(Dataset excerpt)
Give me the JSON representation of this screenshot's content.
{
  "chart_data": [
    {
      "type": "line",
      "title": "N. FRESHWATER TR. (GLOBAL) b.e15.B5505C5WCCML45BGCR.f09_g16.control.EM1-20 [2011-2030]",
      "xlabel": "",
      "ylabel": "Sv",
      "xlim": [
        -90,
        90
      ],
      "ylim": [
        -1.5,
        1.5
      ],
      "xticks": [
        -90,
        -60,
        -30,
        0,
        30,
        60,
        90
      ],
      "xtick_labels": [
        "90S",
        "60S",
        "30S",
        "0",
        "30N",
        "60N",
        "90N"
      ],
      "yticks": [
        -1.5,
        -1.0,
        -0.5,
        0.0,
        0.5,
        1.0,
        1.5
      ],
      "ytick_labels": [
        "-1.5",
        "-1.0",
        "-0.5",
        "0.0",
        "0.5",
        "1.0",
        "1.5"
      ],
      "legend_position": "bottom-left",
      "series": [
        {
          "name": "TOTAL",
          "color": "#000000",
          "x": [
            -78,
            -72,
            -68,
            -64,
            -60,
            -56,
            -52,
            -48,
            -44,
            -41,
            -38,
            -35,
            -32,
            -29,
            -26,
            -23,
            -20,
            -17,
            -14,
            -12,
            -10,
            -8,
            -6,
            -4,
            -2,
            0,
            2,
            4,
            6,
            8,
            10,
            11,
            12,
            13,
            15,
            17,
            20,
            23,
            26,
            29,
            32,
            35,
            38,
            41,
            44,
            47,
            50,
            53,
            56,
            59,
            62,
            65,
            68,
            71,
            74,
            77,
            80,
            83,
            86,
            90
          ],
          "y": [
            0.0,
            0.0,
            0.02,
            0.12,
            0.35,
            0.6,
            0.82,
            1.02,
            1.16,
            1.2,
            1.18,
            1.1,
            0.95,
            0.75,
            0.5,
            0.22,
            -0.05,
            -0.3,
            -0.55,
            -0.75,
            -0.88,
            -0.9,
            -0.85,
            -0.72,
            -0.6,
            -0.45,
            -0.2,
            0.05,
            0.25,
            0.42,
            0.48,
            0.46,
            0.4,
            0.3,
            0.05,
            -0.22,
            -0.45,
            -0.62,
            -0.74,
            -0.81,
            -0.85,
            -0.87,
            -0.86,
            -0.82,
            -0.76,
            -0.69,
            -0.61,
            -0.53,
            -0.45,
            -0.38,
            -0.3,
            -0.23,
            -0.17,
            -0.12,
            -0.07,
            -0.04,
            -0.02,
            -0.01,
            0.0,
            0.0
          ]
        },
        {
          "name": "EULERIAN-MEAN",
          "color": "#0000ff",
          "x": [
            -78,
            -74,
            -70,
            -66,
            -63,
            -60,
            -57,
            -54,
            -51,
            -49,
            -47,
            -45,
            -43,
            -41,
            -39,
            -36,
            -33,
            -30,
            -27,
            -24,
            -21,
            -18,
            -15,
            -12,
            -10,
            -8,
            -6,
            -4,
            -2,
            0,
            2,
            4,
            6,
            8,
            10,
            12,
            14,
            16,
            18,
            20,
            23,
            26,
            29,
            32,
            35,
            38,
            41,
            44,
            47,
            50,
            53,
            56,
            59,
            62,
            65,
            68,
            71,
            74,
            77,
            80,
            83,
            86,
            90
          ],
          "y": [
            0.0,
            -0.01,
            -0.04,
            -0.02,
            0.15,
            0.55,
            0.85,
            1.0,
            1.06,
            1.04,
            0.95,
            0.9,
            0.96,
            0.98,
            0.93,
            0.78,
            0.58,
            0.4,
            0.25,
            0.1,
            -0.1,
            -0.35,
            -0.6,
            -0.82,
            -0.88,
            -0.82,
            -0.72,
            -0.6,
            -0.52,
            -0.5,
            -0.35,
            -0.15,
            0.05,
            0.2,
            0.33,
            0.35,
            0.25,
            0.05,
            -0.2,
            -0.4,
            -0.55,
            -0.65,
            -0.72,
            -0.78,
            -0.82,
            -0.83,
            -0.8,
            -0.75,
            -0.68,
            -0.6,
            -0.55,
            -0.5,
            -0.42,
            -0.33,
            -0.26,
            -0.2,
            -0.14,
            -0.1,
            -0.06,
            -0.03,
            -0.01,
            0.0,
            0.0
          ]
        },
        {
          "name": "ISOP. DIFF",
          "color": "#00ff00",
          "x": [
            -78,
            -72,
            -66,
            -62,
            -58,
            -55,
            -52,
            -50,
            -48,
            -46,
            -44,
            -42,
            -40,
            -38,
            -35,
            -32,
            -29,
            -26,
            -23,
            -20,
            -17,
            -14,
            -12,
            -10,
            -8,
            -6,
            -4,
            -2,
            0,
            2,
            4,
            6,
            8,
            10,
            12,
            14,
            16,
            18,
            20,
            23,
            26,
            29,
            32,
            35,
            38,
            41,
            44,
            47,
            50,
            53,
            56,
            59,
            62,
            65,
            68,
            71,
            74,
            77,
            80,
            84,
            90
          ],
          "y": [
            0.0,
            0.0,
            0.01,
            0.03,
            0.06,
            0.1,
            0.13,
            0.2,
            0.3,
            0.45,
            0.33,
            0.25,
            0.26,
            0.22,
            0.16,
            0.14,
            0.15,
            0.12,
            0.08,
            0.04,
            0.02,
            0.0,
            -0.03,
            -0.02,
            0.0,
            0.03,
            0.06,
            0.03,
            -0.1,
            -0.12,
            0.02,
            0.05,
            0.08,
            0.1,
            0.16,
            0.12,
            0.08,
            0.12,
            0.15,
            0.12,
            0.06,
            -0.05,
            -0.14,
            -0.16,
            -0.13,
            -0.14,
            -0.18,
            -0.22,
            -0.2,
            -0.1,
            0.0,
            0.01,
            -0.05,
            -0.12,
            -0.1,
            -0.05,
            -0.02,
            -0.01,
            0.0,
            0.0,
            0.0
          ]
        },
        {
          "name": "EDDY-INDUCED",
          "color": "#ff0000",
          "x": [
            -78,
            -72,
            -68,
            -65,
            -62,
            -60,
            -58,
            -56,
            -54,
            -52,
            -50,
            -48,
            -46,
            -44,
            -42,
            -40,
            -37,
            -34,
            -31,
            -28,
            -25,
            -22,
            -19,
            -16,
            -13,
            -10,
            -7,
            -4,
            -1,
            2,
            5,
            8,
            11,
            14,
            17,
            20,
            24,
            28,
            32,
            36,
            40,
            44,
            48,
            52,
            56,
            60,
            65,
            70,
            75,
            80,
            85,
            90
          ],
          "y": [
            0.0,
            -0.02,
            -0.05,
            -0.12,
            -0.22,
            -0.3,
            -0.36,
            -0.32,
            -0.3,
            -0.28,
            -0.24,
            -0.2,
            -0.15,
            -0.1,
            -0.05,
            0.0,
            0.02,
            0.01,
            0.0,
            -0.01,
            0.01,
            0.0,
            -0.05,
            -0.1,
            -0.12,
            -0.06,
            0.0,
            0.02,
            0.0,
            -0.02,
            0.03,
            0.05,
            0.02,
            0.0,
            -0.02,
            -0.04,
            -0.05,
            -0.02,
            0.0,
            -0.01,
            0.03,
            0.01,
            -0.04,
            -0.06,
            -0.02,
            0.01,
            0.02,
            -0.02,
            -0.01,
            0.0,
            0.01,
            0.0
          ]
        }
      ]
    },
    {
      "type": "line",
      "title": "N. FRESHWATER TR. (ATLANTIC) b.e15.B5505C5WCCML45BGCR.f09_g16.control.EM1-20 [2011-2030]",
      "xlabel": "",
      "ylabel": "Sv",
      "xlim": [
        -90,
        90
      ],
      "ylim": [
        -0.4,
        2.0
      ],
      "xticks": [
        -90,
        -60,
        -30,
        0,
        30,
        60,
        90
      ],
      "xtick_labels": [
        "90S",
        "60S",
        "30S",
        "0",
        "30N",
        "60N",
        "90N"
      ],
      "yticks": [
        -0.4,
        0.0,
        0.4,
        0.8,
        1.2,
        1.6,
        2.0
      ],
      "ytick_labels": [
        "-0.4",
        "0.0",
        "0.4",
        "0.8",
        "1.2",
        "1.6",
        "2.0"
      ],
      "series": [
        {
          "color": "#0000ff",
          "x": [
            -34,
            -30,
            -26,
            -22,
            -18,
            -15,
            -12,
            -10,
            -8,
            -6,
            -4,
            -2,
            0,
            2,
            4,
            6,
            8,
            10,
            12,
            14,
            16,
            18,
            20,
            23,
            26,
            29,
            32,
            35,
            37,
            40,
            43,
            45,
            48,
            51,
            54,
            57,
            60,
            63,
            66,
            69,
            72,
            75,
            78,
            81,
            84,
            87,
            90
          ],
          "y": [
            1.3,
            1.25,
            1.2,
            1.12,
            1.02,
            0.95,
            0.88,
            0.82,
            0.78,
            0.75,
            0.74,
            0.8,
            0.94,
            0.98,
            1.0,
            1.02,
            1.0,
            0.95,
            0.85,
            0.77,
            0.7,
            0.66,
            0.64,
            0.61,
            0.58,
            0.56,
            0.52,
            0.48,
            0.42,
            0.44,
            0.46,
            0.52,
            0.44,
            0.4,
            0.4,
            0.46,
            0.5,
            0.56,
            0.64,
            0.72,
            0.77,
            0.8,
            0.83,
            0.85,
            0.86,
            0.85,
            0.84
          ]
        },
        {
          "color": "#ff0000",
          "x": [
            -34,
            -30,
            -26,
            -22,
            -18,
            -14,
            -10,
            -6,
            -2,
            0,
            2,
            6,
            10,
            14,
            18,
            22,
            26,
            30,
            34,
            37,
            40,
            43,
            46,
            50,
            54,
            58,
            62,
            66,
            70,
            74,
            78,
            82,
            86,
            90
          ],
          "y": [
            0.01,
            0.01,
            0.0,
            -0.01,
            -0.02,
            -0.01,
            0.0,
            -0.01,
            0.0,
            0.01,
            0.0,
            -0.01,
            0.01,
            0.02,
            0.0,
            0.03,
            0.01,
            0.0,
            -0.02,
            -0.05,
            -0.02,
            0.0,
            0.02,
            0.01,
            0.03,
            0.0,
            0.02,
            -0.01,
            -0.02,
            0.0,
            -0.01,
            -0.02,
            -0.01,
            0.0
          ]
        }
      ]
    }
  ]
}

* GIVEN EXERCISE
Go through the preceding material and copy each line that has the word "name".

* EXERCISE SOLUTION
          "name": "TOTAL",
          "name": "EULERIAN-MEAN",
          "name": "ISOP. DIFF",
          "name": "EDDY-INDUCED",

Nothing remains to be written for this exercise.